## EXERCISE AIM
Make an exact copy of the records, with the pictures left out.

## RECORDS SHOWN
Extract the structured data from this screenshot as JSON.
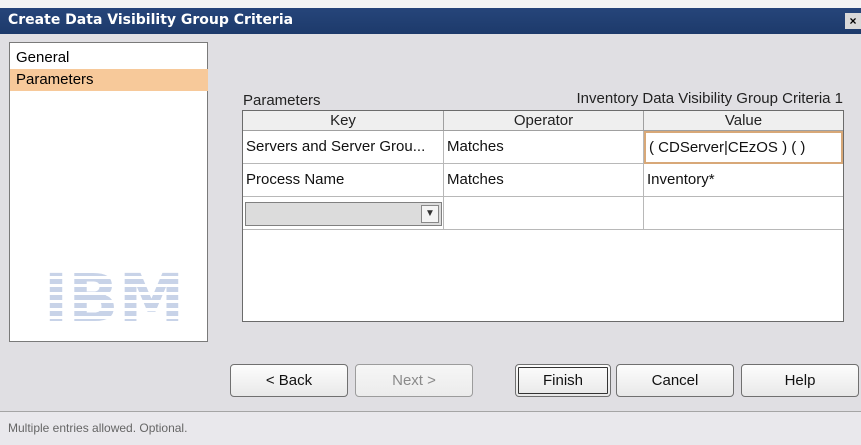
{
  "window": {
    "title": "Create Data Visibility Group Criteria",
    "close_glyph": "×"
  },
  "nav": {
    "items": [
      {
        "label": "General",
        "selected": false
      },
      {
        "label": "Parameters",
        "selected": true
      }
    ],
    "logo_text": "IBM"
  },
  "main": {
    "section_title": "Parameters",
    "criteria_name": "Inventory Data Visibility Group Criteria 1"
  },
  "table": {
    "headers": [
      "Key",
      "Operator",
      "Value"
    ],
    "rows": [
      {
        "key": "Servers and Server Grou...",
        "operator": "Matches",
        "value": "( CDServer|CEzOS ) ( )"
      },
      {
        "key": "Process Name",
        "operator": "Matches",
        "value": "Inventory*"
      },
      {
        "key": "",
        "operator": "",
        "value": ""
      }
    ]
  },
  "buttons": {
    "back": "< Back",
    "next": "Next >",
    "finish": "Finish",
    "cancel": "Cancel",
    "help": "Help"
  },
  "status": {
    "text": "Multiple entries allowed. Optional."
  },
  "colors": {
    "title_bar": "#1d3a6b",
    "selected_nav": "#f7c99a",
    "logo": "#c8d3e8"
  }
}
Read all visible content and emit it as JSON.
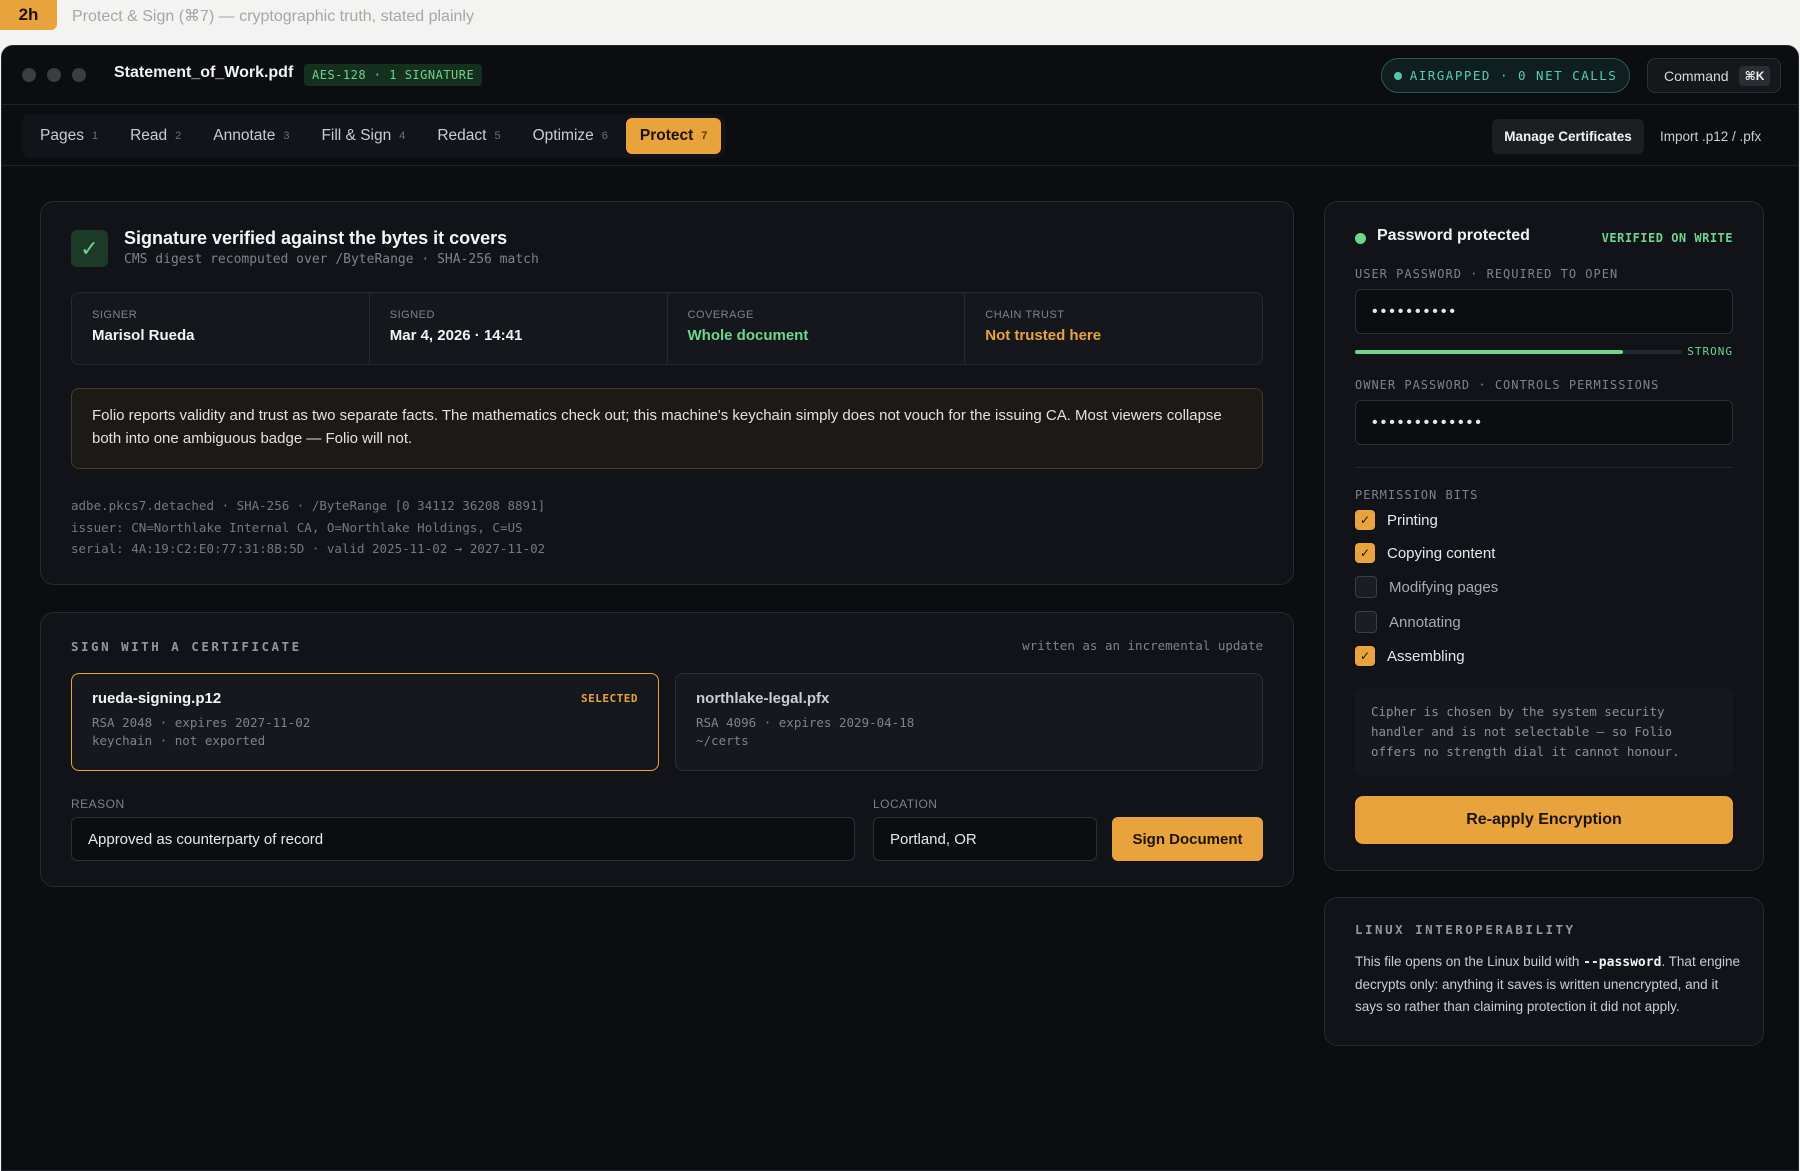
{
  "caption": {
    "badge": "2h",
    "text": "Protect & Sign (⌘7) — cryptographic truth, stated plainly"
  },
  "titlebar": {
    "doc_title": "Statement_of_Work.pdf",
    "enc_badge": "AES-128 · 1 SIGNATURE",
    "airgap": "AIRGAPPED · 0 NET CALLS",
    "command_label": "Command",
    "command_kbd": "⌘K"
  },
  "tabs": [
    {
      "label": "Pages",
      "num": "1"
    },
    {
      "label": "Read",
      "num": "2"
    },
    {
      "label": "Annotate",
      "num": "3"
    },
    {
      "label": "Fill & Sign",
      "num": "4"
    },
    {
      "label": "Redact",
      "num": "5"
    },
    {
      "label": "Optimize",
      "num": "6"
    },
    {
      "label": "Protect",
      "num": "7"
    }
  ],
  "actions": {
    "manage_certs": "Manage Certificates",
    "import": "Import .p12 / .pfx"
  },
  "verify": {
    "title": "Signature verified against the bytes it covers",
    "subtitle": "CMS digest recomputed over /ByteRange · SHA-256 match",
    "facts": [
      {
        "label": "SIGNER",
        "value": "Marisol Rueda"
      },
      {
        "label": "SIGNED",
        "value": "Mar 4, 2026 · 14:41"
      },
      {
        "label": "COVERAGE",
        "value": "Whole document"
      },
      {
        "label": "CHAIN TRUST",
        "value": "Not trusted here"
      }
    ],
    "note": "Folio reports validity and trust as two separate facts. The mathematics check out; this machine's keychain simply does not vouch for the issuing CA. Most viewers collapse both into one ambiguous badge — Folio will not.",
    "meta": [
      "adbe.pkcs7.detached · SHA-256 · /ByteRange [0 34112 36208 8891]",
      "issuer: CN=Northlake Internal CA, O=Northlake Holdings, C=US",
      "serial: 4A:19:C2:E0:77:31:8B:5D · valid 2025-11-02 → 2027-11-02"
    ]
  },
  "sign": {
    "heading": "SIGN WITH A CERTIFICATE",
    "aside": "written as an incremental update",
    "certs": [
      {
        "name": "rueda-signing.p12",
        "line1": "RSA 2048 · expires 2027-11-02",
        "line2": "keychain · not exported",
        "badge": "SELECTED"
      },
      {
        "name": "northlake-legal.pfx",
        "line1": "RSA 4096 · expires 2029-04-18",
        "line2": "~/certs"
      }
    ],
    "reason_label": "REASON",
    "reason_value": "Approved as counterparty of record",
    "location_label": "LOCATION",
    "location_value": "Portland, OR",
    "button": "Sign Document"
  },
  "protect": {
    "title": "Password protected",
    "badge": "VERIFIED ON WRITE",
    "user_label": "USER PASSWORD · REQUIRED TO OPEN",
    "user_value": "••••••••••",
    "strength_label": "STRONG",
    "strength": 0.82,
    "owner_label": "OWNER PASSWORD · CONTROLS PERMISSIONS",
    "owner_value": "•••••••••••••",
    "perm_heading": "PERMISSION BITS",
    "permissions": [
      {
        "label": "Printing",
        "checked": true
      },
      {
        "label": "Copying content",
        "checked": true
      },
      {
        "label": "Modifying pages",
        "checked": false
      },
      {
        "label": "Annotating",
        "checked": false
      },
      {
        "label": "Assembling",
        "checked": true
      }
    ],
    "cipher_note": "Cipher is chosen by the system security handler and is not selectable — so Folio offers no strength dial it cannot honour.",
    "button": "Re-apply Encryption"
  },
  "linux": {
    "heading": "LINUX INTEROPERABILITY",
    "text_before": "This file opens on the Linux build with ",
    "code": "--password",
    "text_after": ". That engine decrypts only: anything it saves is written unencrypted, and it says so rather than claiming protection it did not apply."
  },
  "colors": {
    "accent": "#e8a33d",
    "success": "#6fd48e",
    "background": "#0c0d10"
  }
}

## REPLY TO THE TASK
Extract the structured data from this screenshot as JSON.
{
  "window": {
    "title": "Create Data Visibility Group Criteria",
    "close_glyph": "×"
  },
  "nav": {
    "items": [
      {
        "label": "General",
        "selected": false
      },
      {
        "label": "Parameters",
        "selected": true
      }
    ],
    "logo_text": "IBM"
  },
  "main": {
    "section_title": "Parameters",
    "criteria_name": "Inventory Data Visibility Group Criteria 1"
  },
  "table": {
    "headers": [
      "Key",
      "Operator",
      "Value"
    ],
    "rows": [
      {
        "key": "Servers and Server Grou...",
        "operator": "Matches",
        "value": "( CDServer|CEzOS ) ( )"
      },
      {
        "key": "Process Name",
        "operator": "Matches",
        "value": "Inventory*"
      },
      {
        "key": "",
        "operator": "",
        "value": ""
      }
    ]
  },
  "buttons": {
    "back": "< Back",
    "next": "Next >",
    "finish": "Finish",
    "cancel": "Cancel",
    "help": "Help"
  },
  "status": {
    "text": "Multiple entries allowed. Optional."
  },
  "colors": {
    "title_bar": "#1d3a6b",
    "selected_nav": "#f7c99a",
    "logo": "#c8d3e8"
  }
}
Read all visible content and emit it as JSON.
{
  "caption": {
    "badge": "2h",
    "text": "Protect & Sign (⌘7) — cryptographic truth, stated plainly"
  },
  "titlebar": {
    "doc_title": "Statement_of_Work.pdf",
    "enc_badge": "AES-128 · 1 SIGNATURE",
    "airgap": "AIRGAPPED · 0 NET CALLS",
    "command_label": "Command",
    "command_kbd": "⌘K"
  },
  "tabs": [
    {
      "label": "Pages",
      "num": "1"
    },
    {
      "label": "Read",
      "num": "2"
    },
    {
      "label": "Annotate",
      "num": "3"
    },
    {
      "label": "Fill & Sign",
      "num": "4"
    },
    {
      "label": "Redact",
      "num": "5"
    },
    {
      "label": "Optimize",
      "num": "6"
    },
    {
      "label": "Protect",
      "num": "7"
    }
  ],
  "actions": {
    "manage_certs": "Manage Certificates",
    "import": "Import .p12 / .pfx"
  },
  "verify": {
    "title": "Signature verified against the bytes it covers",
    "subtitle": "CMS digest recomputed over /ByteRange · SHA-256 match",
    "facts": [
      {
        "label": "SIGNER",
        "value": "Marisol Rueda"
      },
      {
        "label": "SIGNED",
        "value": "Mar 4, 2026 · 14:41"
      },
      {
        "label": "COVERAGE",
        "value": "Whole document"
      },
      {
        "label": "CHAIN TRUST",
        "value": "Not trusted here"
      }
    ],
    "note": "Folio reports validity and trust as two separate facts. The mathematics check out; this machine's keychain simply does not vouch for the issuing CA. Most viewers collapse both into one ambiguous badge — Folio will not.",
    "meta": [
      "adbe.pkcs7.detached · SHA-256 · /ByteRange [0 34112 36208 8891]",
      "issuer: CN=Northlake Internal CA, O=Northlake Holdings, C=US",
      "serial: 4A:19:C2:E0:77:31:8B:5D · valid 2025-11-02 → 2027-11-02"
    ]
  },
  "sign": {
    "heading": "SIGN WITH A CERTIFICATE",
    "aside": "written as an incremental update",
    "certs": [
      {
        "name": "rueda-signing.p12",
        "line1": "RSA 2048 · expires 2027-11-02",
        "line2": "keychain · not exported",
        "badge": "SELECTED"
      },
      {
        "name": "northlake-legal.pfx",
        "line1": "RSA 4096 · expires 2029-04-18",
        "line2": "~/certs"
      }
    ],
    "reason_label": "REASON",
    "reason_value": "Approved as counterparty of record",
    "location_label": "LOCATION",
    "location_value": "Portland, OR",
    "button": "Sign Document"
  },
  "protect": {
    "title": "Password protected",
    "badge": "VERIFIED ON WRITE",
    "user_label": "USER PASSWORD · REQUIRED TO OPEN",
    "user_value": "••••••••••",
    "strength_label": "STRONG",
    "strength": 0.82,
    "owner_label": "OWNER PASSWORD · CONTROLS PERMISSIONS",
    "owner_value": "•••••••••••••",
    "perm_heading": "PERMISSION BITS",
    "permissions": [
      {
        "label": "Printing",
        "checked": true
      },
      {
        "label": "Copying content",
        "checked": true
      },
      {
        "label": "Modifying pages",
        "checked": false
      },
      {
        "label": "Annotating",
        "checked": false
      },
      {
        "label": "Assembling",
        "checked": true
      }
    ],
    "cipher_note": "Cipher is chosen by the system security handler and is not selectable — so Folio offers no strength dial it cannot honour.",
    "button": "Re-apply Encryption"
  },
  "linux": {
    "heading": "LINUX INTEROPERABILITY",
    "text_before": "This file opens on the Linux build with ",
    "code": "--password",
    "text_after": ". That engine decrypts only: anything it saves is written unencrypted, and it says so rather than claiming protection it did not apply."
  },
  "colors": {
    "accent": "#e8a33d",
    "success": "#6fd48e",
    "background": "#0c0d10"
  }
}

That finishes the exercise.